WRITTEN PROBLEM> Pictures in the records should not be copied, but every other part must be repeated exactly.

_ _ _ _ _ _ _

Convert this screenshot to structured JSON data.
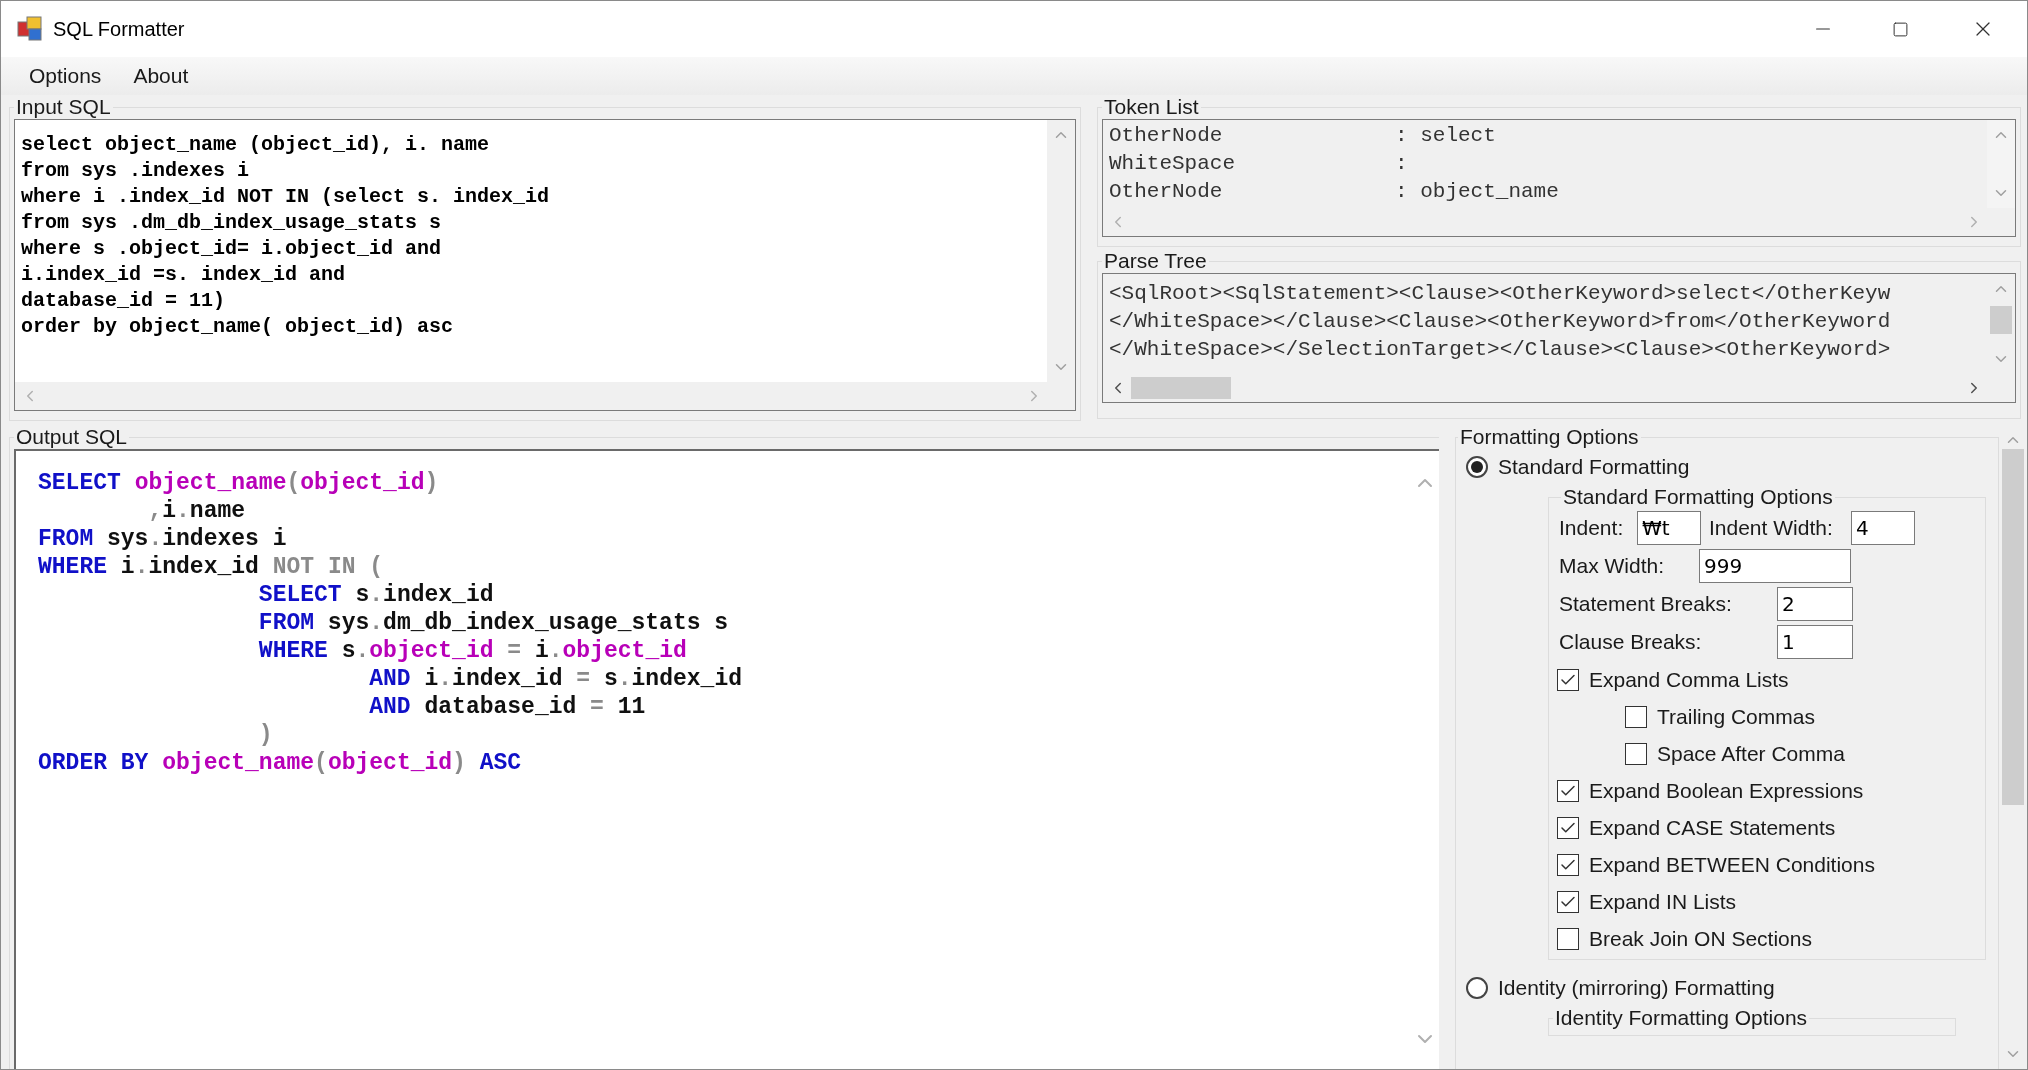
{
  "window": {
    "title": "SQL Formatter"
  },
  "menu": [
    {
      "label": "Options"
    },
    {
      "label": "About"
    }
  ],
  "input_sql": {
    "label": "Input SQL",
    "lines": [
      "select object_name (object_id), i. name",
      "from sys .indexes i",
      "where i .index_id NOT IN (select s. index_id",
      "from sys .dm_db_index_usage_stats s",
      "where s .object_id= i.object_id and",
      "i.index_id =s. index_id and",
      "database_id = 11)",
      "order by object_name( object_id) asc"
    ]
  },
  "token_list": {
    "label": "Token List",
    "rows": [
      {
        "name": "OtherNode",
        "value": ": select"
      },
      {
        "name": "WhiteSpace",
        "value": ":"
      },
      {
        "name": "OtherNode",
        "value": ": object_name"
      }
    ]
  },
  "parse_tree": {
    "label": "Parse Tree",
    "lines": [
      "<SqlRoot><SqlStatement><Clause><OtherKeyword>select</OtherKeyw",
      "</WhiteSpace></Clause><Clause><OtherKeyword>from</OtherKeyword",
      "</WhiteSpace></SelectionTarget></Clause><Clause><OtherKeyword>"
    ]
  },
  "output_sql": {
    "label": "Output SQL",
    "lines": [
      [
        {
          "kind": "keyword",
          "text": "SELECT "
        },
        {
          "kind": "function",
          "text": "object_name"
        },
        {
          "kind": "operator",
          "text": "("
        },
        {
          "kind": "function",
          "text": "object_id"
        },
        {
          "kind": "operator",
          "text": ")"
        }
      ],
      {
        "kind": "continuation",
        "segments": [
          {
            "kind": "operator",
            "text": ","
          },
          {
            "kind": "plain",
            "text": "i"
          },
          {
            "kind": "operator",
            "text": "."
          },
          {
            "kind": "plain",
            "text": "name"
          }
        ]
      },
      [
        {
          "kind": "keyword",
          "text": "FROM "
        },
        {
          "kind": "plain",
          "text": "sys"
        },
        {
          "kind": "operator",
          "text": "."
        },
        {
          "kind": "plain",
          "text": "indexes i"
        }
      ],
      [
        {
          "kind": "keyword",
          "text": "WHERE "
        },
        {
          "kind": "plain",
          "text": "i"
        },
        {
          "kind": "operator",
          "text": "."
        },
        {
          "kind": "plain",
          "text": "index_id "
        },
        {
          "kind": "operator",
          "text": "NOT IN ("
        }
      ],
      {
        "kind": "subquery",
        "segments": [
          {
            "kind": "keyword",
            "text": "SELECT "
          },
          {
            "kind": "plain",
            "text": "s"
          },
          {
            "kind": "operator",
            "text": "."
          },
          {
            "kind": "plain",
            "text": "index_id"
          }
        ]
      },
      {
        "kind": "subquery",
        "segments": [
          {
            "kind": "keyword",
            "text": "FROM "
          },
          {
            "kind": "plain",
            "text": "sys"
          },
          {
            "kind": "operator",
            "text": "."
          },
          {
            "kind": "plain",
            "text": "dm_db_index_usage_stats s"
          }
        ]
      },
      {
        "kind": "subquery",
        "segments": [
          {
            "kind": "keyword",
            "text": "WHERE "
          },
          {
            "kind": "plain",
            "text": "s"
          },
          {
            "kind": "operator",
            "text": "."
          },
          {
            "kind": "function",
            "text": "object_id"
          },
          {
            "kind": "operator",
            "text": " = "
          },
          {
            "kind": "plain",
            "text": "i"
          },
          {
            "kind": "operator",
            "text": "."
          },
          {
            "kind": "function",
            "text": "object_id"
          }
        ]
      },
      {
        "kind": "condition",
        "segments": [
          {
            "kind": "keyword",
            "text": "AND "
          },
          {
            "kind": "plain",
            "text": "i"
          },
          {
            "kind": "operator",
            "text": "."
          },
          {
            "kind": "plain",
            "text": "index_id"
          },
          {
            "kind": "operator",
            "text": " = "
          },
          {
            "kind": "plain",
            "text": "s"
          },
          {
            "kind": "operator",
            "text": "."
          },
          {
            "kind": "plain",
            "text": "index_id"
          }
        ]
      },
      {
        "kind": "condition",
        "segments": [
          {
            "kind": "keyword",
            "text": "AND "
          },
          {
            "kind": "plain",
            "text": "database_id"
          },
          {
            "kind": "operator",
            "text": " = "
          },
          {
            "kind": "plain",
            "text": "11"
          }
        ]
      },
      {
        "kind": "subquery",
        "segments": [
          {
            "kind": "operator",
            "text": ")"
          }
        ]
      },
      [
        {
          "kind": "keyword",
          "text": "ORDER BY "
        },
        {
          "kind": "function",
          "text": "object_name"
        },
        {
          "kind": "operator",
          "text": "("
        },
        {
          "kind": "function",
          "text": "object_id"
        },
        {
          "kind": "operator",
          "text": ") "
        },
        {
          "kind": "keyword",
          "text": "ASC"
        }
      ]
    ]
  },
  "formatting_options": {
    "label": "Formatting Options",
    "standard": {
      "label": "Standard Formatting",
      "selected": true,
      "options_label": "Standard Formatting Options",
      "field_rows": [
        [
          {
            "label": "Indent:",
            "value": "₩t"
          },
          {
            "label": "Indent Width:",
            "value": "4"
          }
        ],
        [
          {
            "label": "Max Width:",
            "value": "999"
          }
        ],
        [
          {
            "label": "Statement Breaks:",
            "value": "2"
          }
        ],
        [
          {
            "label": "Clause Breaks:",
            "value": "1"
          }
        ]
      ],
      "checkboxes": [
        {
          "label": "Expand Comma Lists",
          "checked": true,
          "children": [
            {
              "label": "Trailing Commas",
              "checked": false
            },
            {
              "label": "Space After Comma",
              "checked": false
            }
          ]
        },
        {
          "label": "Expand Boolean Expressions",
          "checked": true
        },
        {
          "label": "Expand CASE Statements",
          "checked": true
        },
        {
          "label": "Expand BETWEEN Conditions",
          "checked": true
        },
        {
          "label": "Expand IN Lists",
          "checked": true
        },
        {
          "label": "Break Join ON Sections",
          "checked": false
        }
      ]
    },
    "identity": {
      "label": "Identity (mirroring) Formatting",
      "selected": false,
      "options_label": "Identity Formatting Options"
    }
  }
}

_ _ _ _ _ _ _

WRITTEN RESPONSE>
Convert this screenshot to structured JSON data.
{
  "window": {
    "title": "SQL Formatter"
  },
  "menu": [
    {
      "label": "Options"
    },
    {
      "label": "About"
    }
  ],
  "input_sql": {
    "label": "Input SQL",
    "lines": [
      "select object_name (object_id), i. name",
      "from sys .indexes i",
      "where i .index_id NOT IN (select s. index_id",
      "from sys .dm_db_index_usage_stats s",
      "where s .object_id= i.object_id and",
      "i.index_id =s. index_id and",
      "database_id = 11)",
      "order by object_name( object_id) asc"
    ]
  },
  "token_list": {
    "label": "Token List",
    "rows": [
      {
        "name": "OtherNode",
        "value": ": select"
      },
      {
        "name": "WhiteSpace",
        "value": ":"
      },
      {
        "name": "OtherNode",
        "value": ": object_name"
      }
    ]
  },
  "parse_tree": {
    "label": "Parse Tree",
    "lines": [
      "<SqlRoot><SqlStatement><Clause><OtherKeyword>select</OtherKeyw",
      "</WhiteSpace></Clause><Clause><OtherKeyword>from</OtherKeyword",
      "</WhiteSpace></SelectionTarget></Clause><Clause><OtherKeyword>"
    ]
  },
  "output_sql": {
    "label": "Output SQL",
    "lines": [
      [
        {
          "kind": "keyword",
          "text": "SELECT "
        },
        {
          "kind": "function",
          "text": "object_name"
        },
        {
          "kind": "operator",
          "text": "("
        },
        {
          "kind": "function",
          "text": "object_id"
        },
        {
          "kind": "operator",
          "text": ")"
        }
      ],
      {
        "kind": "continuation",
        "segments": [
          {
            "kind": "operator",
            "text": ","
          },
          {
            "kind": "plain",
            "text": "i"
          },
          {
            "kind": "operator",
            "text": "."
          },
          {
            "kind": "plain",
            "text": "name"
          }
        ]
      },
      [
        {
          "kind": "keyword",
          "text": "FROM "
        },
        {
          "kind": "plain",
          "text": "sys"
        },
        {
          "kind": "operator",
          "text": "."
        },
        {
          "kind": "plain",
          "text": "indexes i"
        }
      ],
      [
        {
          "kind": "keyword",
          "text": "WHERE "
        },
        {
          "kind": "plain",
          "text": "i"
        },
        {
          "kind": "operator",
          "text": "."
        },
        {
          "kind": "plain",
          "text": "index_id "
        },
        {
          "kind": "operator",
          "text": "NOT IN ("
        }
      ],
      {
        "kind": "subquery",
        "segments": [
          {
            "kind": "keyword",
            "text": "SELECT "
          },
          {
            "kind": "plain",
            "text": "s"
          },
          {
            "kind": "operator",
            "text": "."
          },
          {
            "kind": "plain",
            "text": "index_id"
          }
        ]
      },
      {
        "kind": "subquery",
        "segments": [
          {
            "kind": "keyword",
            "text": "FROM "
          },
          {
            "kind": "plain",
            "text": "sys"
          },
          {
            "kind": "operator",
            "text": "."
          },
          {
            "kind": "plain",
            "text": "dm_db_index_usage_stats s"
          }
        ]
      },
      {
        "kind": "subquery",
        "segments": [
          {
            "kind": "keyword",
            "text": "WHERE "
          },
          {
            "kind": "plain",
            "text": "s"
          },
          {
            "kind": "operator",
            "text": "."
          },
          {
            "kind": "function",
            "text": "object_id"
          },
          {
            "kind": "operator",
            "text": " = "
          },
          {
            "kind": "plain",
            "text": "i"
          },
          {
            "kind": "operator",
            "text": "."
          },
          {
            "kind": "function",
            "text": "object_id"
          }
        ]
      },
      {
        "kind": "condition",
        "segments": [
          {
            "kind": "keyword",
            "text": "AND "
          },
          {
            "kind": "plain",
            "text": "i"
          },
          {
            "kind": "operator",
            "text": "."
          },
          {
            "kind": "plain",
            "text": "index_id"
          },
          {
            "kind": "operator",
            "text": " = "
          },
          {
            "kind": "plain",
            "text": "s"
          },
          {
            "kind": "operator",
            "text": "."
          },
          {
            "kind": "plain",
            "text": "index_id"
          }
        ]
      },
      {
        "kind": "condition",
        "segments": [
          {
            "kind": "keyword",
            "text": "AND "
          },
          {
            "kind": "plain",
            "text": "database_id"
          },
          {
            "kind": "operator",
            "text": " = "
          },
          {
            "kind": "plain",
            "text": "11"
          }
        ]
      },
      {
        "kind": "subquery",
        "segments": [
          {
            "kind": "operator",
            "text": ")"
          }
        ]
      },
      [
        {
          "kind": "keyword",
          "text": "ORDER BY "
        },
        {
          "kind": "function",
          "text": "object_name"
        },
        {
          "kind": "operator",
          "text": "("
        },
        {
          "kind": "function",
          "text": "object_id"
        },
        {
          "kind": "operator",
          "text": ") "
        },
        {
          "kind": "keyword",
          "text": "ASC"
        }
      ]
    ]
  },
  "formatting_options": {
    "label": "Formatting Options",
    "standard": {
      "label": "Standard Formatting",
      "selected": true,
      "options_label": "Standard Formatting Options",
      "field_rows": [
        [
          {
            "label": "Indent:",
            "value": "₩t"
          },
          {
            "label": "Indent Width:",
            "value": "4"
          }
        ],
        [
          {
            "label": "Max Width:",
            "value": "999"
          }
        ],
        [
          {
            "label": "Statement Breaks:",
            "value": "2"
          }
        ],
        [
          {
            "label": "Clause Breaks:",
            "value": "1"
          }
        ]
      ],
      "checkboxes": [
        {
          "label": "Expand Comma Lists",
          "checked": true,
          "children": [
            {
              "label": "Trailing Commas",
              "checked": false
            },
            {
              "label": "Space After Comma",
              "checked": false
            }
          ]
        },
        {
          "label": "Expand Boolean Expressions",
          "checked": true
        },
        {
          "label": "Expand CASE Statements",
          "checked": true
        },
        {
          "label": "Expand BETWEEN Conditions",
          "checked": true
        },
        {
          "label": "Expand IN Lists",
          "checked": true
        },
        {
          "label": "Break Join ON Sections",
          "checked": false
        }
      ]
    },
    "identity": {
      "label": "Identity (mirroring) Formatting",
      "selected": false,
      "options_label": "Identity Formatting Options"
    }
  }
}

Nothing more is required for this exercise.